§ Instructions for the task: Every line of the material below should be repeated exactly.

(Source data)
==*==
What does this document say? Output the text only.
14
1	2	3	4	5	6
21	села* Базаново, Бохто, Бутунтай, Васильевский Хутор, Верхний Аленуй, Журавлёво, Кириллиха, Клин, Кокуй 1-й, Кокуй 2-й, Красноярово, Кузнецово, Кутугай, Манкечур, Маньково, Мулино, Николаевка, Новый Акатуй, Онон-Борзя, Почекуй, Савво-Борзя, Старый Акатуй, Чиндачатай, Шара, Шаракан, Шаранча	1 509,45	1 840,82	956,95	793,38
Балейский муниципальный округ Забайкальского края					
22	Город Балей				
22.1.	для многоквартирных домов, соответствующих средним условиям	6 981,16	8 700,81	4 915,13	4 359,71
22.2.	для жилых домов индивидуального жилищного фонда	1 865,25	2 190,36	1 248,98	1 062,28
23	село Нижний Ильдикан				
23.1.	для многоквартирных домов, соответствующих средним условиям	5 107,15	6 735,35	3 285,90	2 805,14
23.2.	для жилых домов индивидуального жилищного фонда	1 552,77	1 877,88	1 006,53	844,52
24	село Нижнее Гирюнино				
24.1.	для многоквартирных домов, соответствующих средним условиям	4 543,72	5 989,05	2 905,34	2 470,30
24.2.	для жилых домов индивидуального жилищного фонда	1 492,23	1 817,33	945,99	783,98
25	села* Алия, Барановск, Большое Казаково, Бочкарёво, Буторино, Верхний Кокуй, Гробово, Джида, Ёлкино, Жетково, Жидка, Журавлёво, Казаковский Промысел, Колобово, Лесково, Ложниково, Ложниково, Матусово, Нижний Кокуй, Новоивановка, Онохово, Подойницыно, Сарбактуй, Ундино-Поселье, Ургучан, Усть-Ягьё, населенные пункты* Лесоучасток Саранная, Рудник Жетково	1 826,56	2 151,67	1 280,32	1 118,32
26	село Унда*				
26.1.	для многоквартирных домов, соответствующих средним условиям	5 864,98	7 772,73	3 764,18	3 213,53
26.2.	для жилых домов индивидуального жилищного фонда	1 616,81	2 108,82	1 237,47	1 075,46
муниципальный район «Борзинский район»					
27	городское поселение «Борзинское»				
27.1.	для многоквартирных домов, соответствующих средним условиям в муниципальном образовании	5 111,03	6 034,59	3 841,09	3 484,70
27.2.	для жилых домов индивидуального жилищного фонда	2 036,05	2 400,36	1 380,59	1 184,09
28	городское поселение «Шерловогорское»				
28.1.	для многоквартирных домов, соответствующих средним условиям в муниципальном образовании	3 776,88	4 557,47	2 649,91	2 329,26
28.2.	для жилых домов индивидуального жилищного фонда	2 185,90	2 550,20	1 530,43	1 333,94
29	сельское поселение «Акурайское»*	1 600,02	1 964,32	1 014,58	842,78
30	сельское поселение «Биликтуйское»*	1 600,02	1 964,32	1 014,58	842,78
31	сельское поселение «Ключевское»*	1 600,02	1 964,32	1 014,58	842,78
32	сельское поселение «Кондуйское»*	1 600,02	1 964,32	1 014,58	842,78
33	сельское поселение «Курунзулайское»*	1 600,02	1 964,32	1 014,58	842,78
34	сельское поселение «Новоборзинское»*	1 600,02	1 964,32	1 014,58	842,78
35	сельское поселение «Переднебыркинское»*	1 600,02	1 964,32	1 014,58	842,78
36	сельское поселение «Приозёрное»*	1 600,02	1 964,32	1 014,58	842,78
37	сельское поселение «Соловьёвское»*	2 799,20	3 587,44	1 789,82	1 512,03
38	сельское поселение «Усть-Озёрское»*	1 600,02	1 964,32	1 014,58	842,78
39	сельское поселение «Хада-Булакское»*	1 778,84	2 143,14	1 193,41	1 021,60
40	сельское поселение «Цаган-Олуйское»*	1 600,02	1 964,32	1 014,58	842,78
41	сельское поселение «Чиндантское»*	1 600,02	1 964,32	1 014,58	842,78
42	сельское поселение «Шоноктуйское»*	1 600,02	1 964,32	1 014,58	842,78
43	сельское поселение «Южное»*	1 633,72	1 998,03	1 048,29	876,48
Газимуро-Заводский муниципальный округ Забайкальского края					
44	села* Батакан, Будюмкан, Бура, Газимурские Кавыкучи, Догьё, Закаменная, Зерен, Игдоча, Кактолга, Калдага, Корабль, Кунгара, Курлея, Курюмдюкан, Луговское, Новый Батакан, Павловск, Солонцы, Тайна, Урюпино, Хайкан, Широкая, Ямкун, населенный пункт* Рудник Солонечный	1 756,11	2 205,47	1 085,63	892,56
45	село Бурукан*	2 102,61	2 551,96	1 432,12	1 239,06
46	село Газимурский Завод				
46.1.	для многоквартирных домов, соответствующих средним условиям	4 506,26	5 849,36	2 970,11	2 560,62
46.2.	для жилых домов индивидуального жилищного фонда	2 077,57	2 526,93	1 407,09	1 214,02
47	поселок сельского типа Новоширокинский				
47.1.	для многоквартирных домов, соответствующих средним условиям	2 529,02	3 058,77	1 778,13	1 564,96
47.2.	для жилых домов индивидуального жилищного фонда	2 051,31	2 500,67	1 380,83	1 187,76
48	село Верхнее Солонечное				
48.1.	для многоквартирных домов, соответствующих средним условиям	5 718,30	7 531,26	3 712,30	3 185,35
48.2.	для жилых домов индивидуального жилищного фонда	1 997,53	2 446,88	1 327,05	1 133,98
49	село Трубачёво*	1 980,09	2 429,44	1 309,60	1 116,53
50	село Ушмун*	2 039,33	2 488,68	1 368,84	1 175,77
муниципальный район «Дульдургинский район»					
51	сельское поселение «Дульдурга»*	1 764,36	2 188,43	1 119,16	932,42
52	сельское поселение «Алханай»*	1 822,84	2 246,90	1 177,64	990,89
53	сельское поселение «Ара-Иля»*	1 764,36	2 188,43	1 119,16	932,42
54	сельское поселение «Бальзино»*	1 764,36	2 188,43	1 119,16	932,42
==*==
§ Task solution:
What does this document say? Output the text only.
14
1	2	3	4	5	6
21	села* Базаново, Бохто, Бутунтай, Васильевский Хутор, Верхний Аленуй, Журавлёво, Кириллиха, Клин, Кокуй 1-й, Кокуй 2-й, Красноярово, Кузнецово, Кутугай, Манкечур, Маньково, Мулино, Николаевка, Новый Акатуй, Онон-Борзя, Почекуй, Савво-Борзя, Старый Акатуй, Чиндачатай, Шара, Шаракан, Шаранча	1 509,45	1 840,82	956,95	793,38
Балейский муниципальный округ Забайкальского края					
22	Город Балей				
22.1.	для многоквартирных домов, соответствующих средним условиям	6 981,16	8 700,81	4 915,13	4 359,71
22.2.	для жилых домов индивидуального жилищного фонда	1 865,25	2 190,36	1 248,98	1 062,28
23	село Нижний Ильдикан				
23.1.	для многоквартирных домов, соответствующих средним условиям	5 107,15	6 735,35	3 285,90	2 805,14
23.2.	для жилых домов индивидуального жилищного фонда	1 552,77	1 877,88	1 006,53	844,52
24	село Нижнее Гирюнино				
24.1.	для многоквартирных домов, соответствующих средним условиям	4 543,72	5 989,05	2 905,34	2 470,30
24.2.	для жилых домов индивидуального жилищного фонда	1 492,23	1 817,33	945,99	783,98
25	села* Алия, Барановск, Большое Казаково, Бочкарёво, Буторино, Верхний Кокуй, Гробово, Джида, Ёлкино, Жетково, Жидка, Журавлёво, Казаковский Промысел, Колобово, Лесково, Ложниково, Ложниково, Матусово, Нижний Кокуй, Новоивановка, Онохово, Подойницыно, Сарбактуй, Ундино-Поселье, Ургучан, Усть-Ягьё, населенные пункты* Лесоучасток Саранная, Рудник Жетково	1 826,56	2 151,67	1 280,32	1 118,32
26	село Унда*				
26.1.	для многоквартирных домов, соответствующих средним условиям	5 864,98	7 772,73	3 764,18	3 213,53
26.2.	для жилых домов индивидуального жилищного фонда	1 616,81	2 108,82	1 237,47	1 075,46
муниципальный район «Борзинский район»					
27	городское поселение «Борзинское»				
27.1.	для многоквартирных домов, соответствующих средним условиям в муниципальном образовании	5 111,03	6 034,59	3 841,09	3 484,70
27.2.	для жилых домов индивидуального жилищного фонда	2 036,05	2 400,36	1 380,59	1 184,09
28	городское поселение «Шерловогорское»				
28.1.	для многоквартирных домов, соответствующих средним условиям в муниципальном образовании	3 776,88	4 557,47	2 649,91	2 329,26
28.2.	для жилых домов индивидуального жилищного фонда	2 185,90	2 550,20	1 530,43	1 333,94
29	сельское поселение «Акурайское»*	1 600,02	1 964,32	1 014,58	842,78
30	сельское поселение «Биликтуйское»*	1 600,02	1 964,32	1 014,58	842,78
31	сельское поселение «Ключевское»*	1 600,02	1 964,32	1 014,58	842,78
32	сельское поселение «Кондуйское»*	1 600,02	1 964,32	1 014,58	842,78
33	сельское поселение «Курунзулайское»*	1 600,02	1 964,32	1 014,58	842,78
34	сельское поселение «Новоборзинское»*	1 600,02	1 964,32	1 014,58	842,78
35	сельское поселение «Переднебыркинское»*	1 600,02	1 964,32	1 014,58	842,78
36	сельское поселение «Приозёрное»*	1 600,02	1 964,32	1 014,58	842,78
37	сельское поселение «Соловьёвское»*	2 799,20	3 587,44	1 789,82	1 512,03
38	сельское поселение «Усть-Озёрское»*	1 600,02	1 964,32	1 014,58	842,78
39	сельское поселение «Хада-Булакское»*	1 778,84	2 143,14	1 193,41	1 021,60
40	сельское поселение «Цаган-Олуйское»*	1 600,02	1 964,32	1 014,58	842,78
41	сельское поселение «Чиндантское»*	1 600,02	1 964,32	1 014,58	842,78
42	сельское поселение «Шоноктуйское»*	1 600,02	1 964,32	1 014,58	842,78
43	сельское поселение «Южное»*	1 633,72	1 998,03	1 048,29	876,48
Газимуро-Заводский муниципальный округ Забайкальского края					
44	села* Батакан, Будюмкан, Бура, Газимурские Кавыкучи, Догьё, Закаменная, Зерен, Игдоча, Кактолга, Калдага, Корабль, Кунгара, Курлея, Курюмдюкан, Луговское, Новый Батакан, Павловск, Солонцы, Тайна, Урюпино, Хайкан, Широкая, Ямкун, населенный пункт* Рудник Солонечный	1 756,11	2 205,47	1 085,63	892,56
45	село Бурукан*	2 102,61	2 551,96	1 432,12	1 239,06
46	село Газимурский Завод				
46.1.	для многоквартирных домов, соответствующих средним условиям	4 506,26	5 849,36	2 970,11	2 560,62
46.2.	для жилых домов индивидуального жилищного фонда	2 077,57	2 526,93	1 407,09	1 214,02
47	поселок сельского типа Новоширокинский				
47.1.	для многоквартирных домов, соответствующих средним условиям	2 529,02	3 058,77	1 778,13	1 564,96
47.2.	для жилых домов индивидуального жилищного фонда	2 051,31	2 500,67	1 380,83	1 187,76
48	село Верхнее Солонечное				
48.1.	для многоквартирных домов, соответствующих средним условиям	5 718,30	7 531,26	3 712,30	3 185,35
48.2.	для жилых домов индивидуального жилищного фонда	1 997,53	2 446,88	1 327,05	1 133,98
49	село Трубачёво*	1 980,09	2 429,44	1 309,60	1 116,53
50	село Ушмун*	2 039,33	2 488,68	1 368,84	1 175,77
муниципальный район «Дульдургинский район»					
51	сельское поселение «Дульдурга»*	1 764,36	2 188,43	1 119,16	932,42
52	сельское поселение «Алханай»*	1 822,84	2 246,90	1 177,64	990,89
53	сельское поселение «Ара-Иля»*	1 764,36	2 188,43	1 119,16	932,42
54	сельское поселение «Бальзино»*	1 764,36	2 188,43	1 119,16	932,42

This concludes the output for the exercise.